→ EXERCISE MATERIALS:
· · ·
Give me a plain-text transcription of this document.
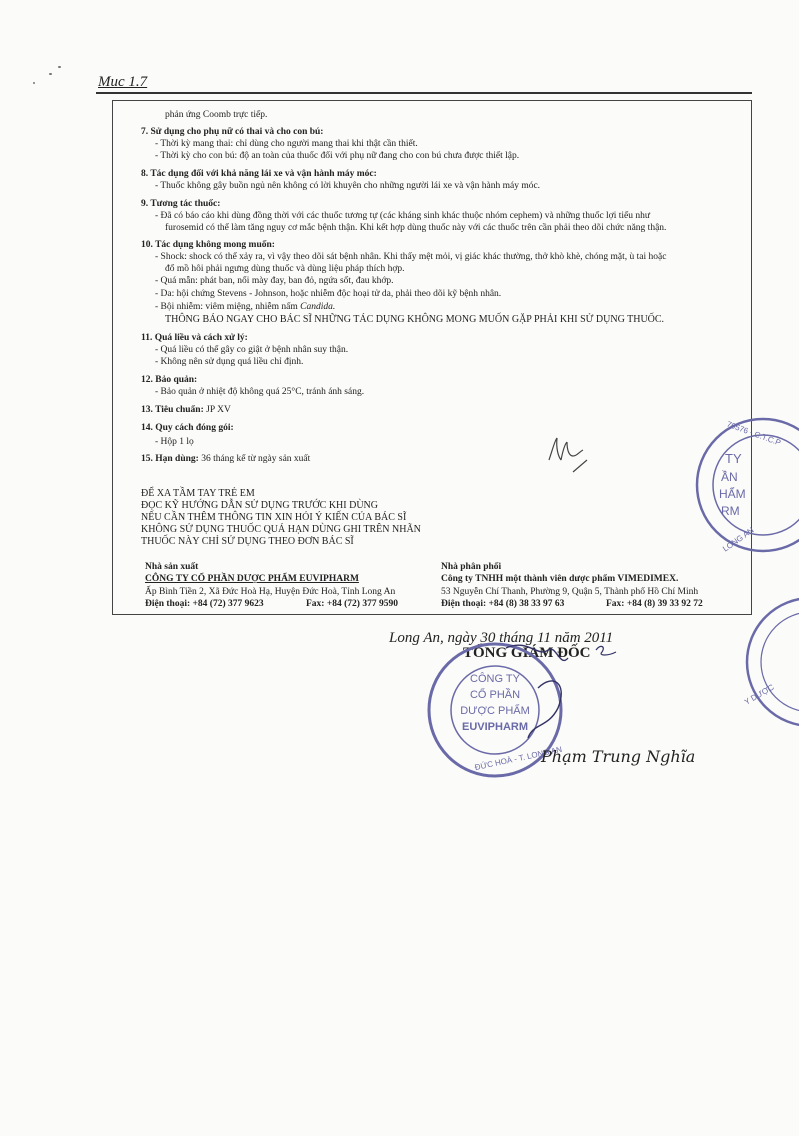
Muc 1.7
phản ứng Coomb trực tiếp.
7. Sử dụng cho phụ nữ có thai và cho con bú:
- Thời kỳ mang thai: chỉ dùng cho người mang thai khi thật cần thiết.
- Thời kỳ cho con bú: độ an toàn của thuốc đối với phụ nữ đang cho con bú chưa được thiết lập.
8. Tác dụng đối với khả năng lái xe và vận hành máy móc:
- Thuốc không gây buồn ngủ nên không có lời khuyên cho những người lái xe và vận hành máy móc.
9. Tương tác thuốc:
- Đã có báo cáo khi dùng đồng thời với các thuốc tương tự (các kháng sinh khác thuộc nhóm cephem) và những thuốc lợi tiểu như
furosemid có thể làm tăng nguy cơ mắc bệnh thận. Khi kết hợp dùng thuốc này với các thuốc trên cần phải theo dõi chức năng thận.
10. Tác dụng không mong muốn:
- Shock: shock có thể xảy ra, vì vậy theo dõi sát bệnh nhân. Khi thấy mệt mỏi, vị giác khác thường, thở khò khè, chóng mặt, ù tai hoặc
đổ mồ hôi phải ngưng dùng thuốc và dùng liệu pháp thích hợp.
- Quá mẫn: phát ban, nổi mày đay, ban đỏ, ngứa sốt, đau khớp.
- Da: hội chứng Stevens - Johnson, hoặc nhiễm độc hoại tử da, phải theo dõi kỹ bệnh nhân.
- Bội nhiễm: viêm miệng, nhiễm nấm Candida.
THÔNG BÁO NGAY CHO BÁC SĨ NHỮNG TÁC DỤNG KHÔNG MONG MUỐN GẶP PHẢI KHI SỬ DỤNG THUỐC.
11. Quá liều và cách xử lý:
- Quá liều có thể gây co giật ở bệnh nhân suy thận.
- Không nên sử dụng quá liều chỉ định.
12. Bảo quản:
- Bảo quản ở nhiệt độ không quá 25°C, tránh ánh sáng.
13. Tiêu chuẩn: JP XV
14. Quy cách đóng gói:
- Hộp 1 lọ
15. Hạn dùng: 36 tháng kể từ ngày sản xuất
ĐỂ XA TẦM TAY TRẺ EM
ĐỌC KỸ HƯỚNG DẪN SỬ DỤNG TRƯỚC KHI DÙNG
NẾU CẦN THÊM THÔNG TIN XIN HỎI Ý KIẾN CỦA BÁC SĨ
KHÔNG SỬ DỤNG THUỐC QUÁ HẠN DÙNG GHI TRÊN NHÃN
THUỐC NÀY CHỈ SỬ DỤNG THEO ĐƠN BÁC SĨ
Nhà sản xuất
CÔNG TY CỔ PHẦN DƯỢC PHẨM EUVIPHARM
Ấp Bình Tiền 2, Xã Đức Hoà Hạ, Huyện Đức Hoà, Tỉnh Long An
Điện thoại: +84 (72) 377 9623	Fax: +84 (72) 377 9590
Nhà phân phối
Công ty TNHH một thành viên dược phẩm VIMEDIMEX.
53 Nguyễn Chí Thanh, Phường 9, Quận 5, Thành phố Hồ Chí Minh
Điện thoại: +84 (8) 38 33 97 63	Fax: +84 (8) 39 33 92 72
TY
ẦN
HẨM
RM
70576 - C.T.C.P
LONG AN
Y DƯỢC
Long An, ngày 30 tháng 11 năm 2011
TỔNG GIÁM ĐỐC
CÔNG TY
CỔ PHẦN
DƯỢC PHẨM
EUVIPHARM
ĐỨC HOÀ - T. LONG AN
Phạm Trung Nghĩa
· · ·
→ TO DO:
In the entries above, find the lines containing the word "thận" and say how many there are, with no other words.

→ EXERCISE SOLUTION:
2